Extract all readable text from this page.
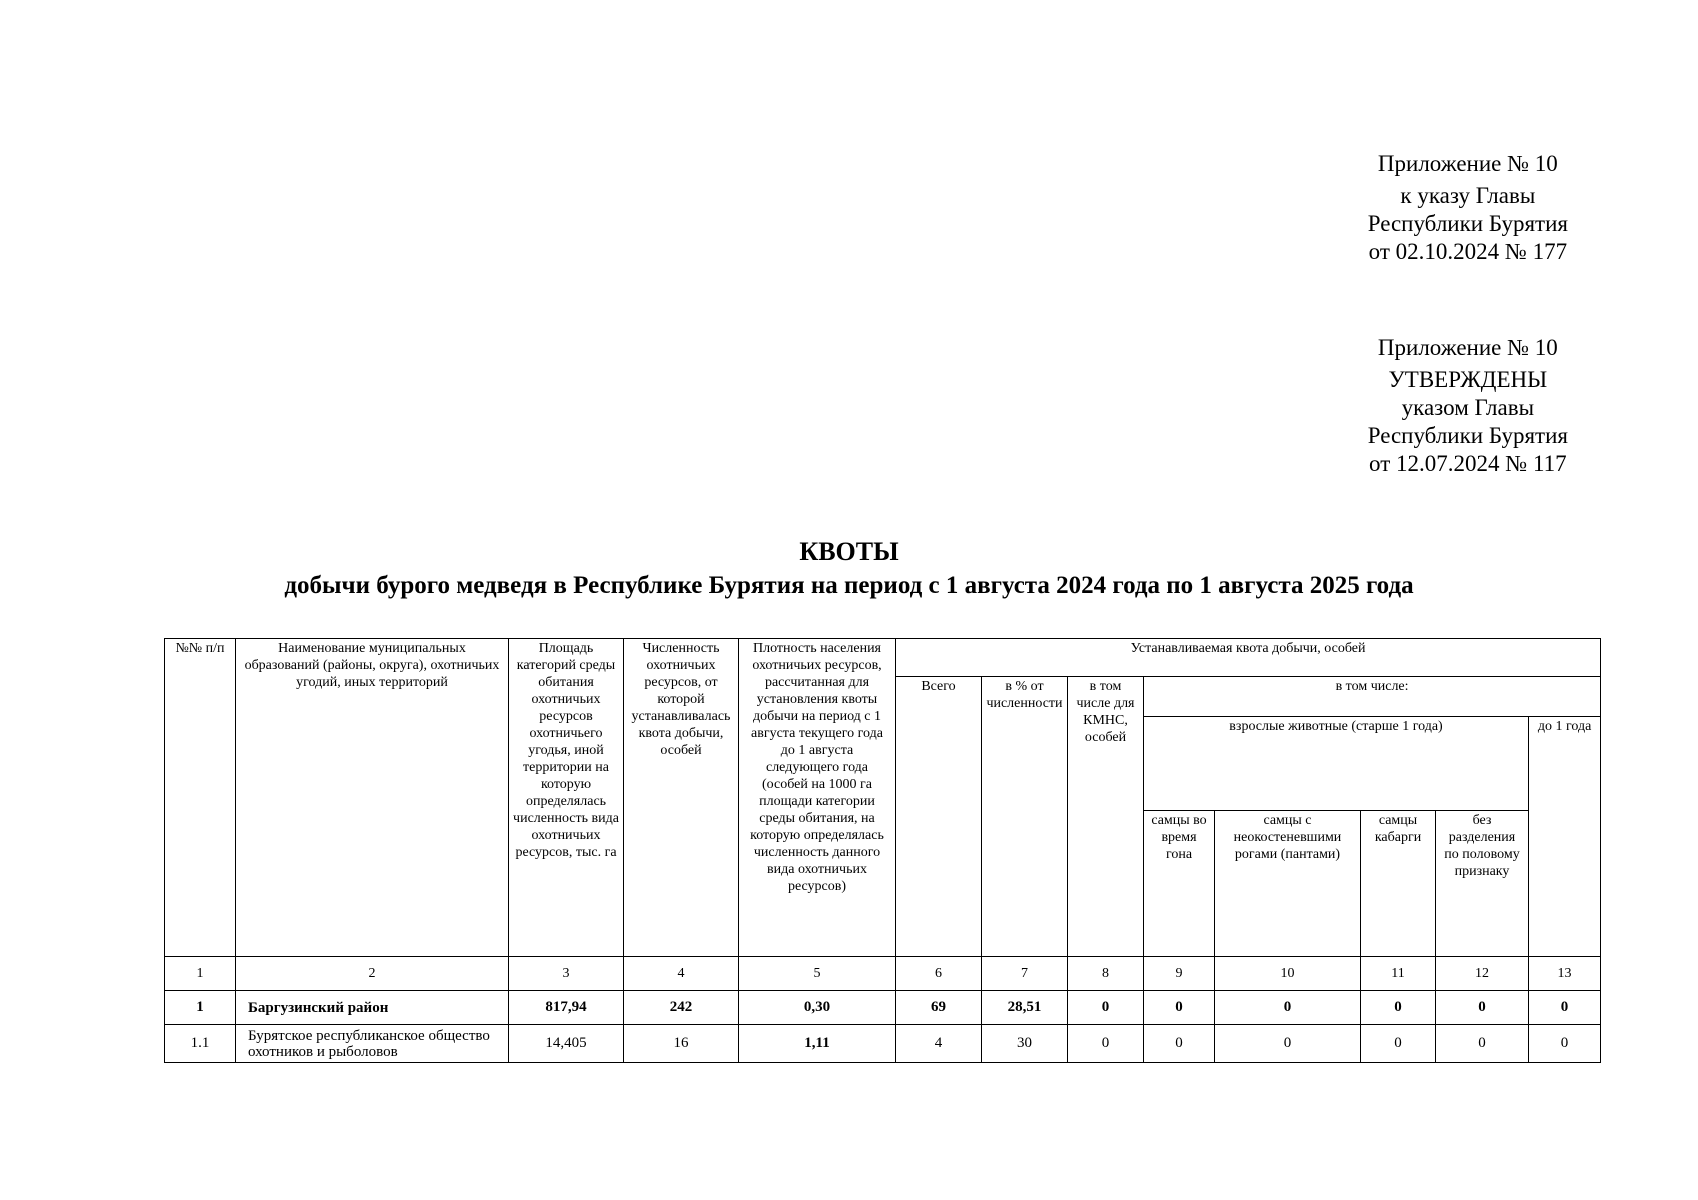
Приложение № 10
к указу Главы
Республики Бурятия
от 02.10.2024 № 177
Приложение № 10
УТВЕРЖДЕНЫ
указом Главы
Республики Бурятия
от 12.07.2024 № 117
КВОТЫ
добычи бурого медведя в Республике Бурятия на период с 1 августа 2024 года по 1 августа 2025 года
№№ п/п	Наименование муниципальных образований (районы, округа), охотничьих угодий, иных территорий	Площадь категорий среды обитания охотничьих ресурсов охотничьего угодья, иной территории на которую определялась численность вида охотничьих ресурсов, тыс. га	Численность охотничьих ресурсов, от которой устанавливалась квота добычи, особей	Плотность населения охотничьих ресурсов, рассчитанная для установления квоты добычи на период с 1 августа текущего года до 1 августа следующего года (особей на 1000 га площади категории среды обитания, на которую определялась численность данного вида охотничьих ресурсов)	Устанавливаемая квота добычи, особей							
					Всего	в % от численности	в том числе для КМНС, особей	в том числе:				
								взрослые животные (старше 1 года)				до 1 года
								самцы во время гона	самцы с неокостеневшими рогами (пантами)	самцы кабарги	без разделения по половому признаку	
1	2	3	4	5	6	7	8	9	10	11	12	13
1	Баргузинский район	817,94	242	0,30	69	28,51	0	0	0	0	0	0
1.1	Бурятское республиканское общество охотников и рыболовов	14,405	16	1,11	4	30	0	0	0	0	0	0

**What is needed**
Search the lines for "период". Copy each line that has it.

**Response**
добычи бурого медведя в Республике Бурятия на период с 1 августа 2024 года по 1 августа 2025 года
№№ п/п	Наименование муниципальных образований (районы, округа), охотничьих угодий, иных территорий	Площадь категорий среды обитания охотничьих ресурсов охотничьего угодья, иной территории на которую определялась численность вида охотничьих ресурсов, тыс. га	Численность охотничьих ресурсов, от которой устанавливалась квота добычи, особей	Плотность населения охотничьих ресурсов, рассчитанная для установления квоты добычи на период с 1 августа текущего года до 1 августа следующего года (особей на 1000 га площади категории среды обитания, на которую определялась численность данного вида охотничьих ресурсов)	Устанавливаемая квота добычи, особей							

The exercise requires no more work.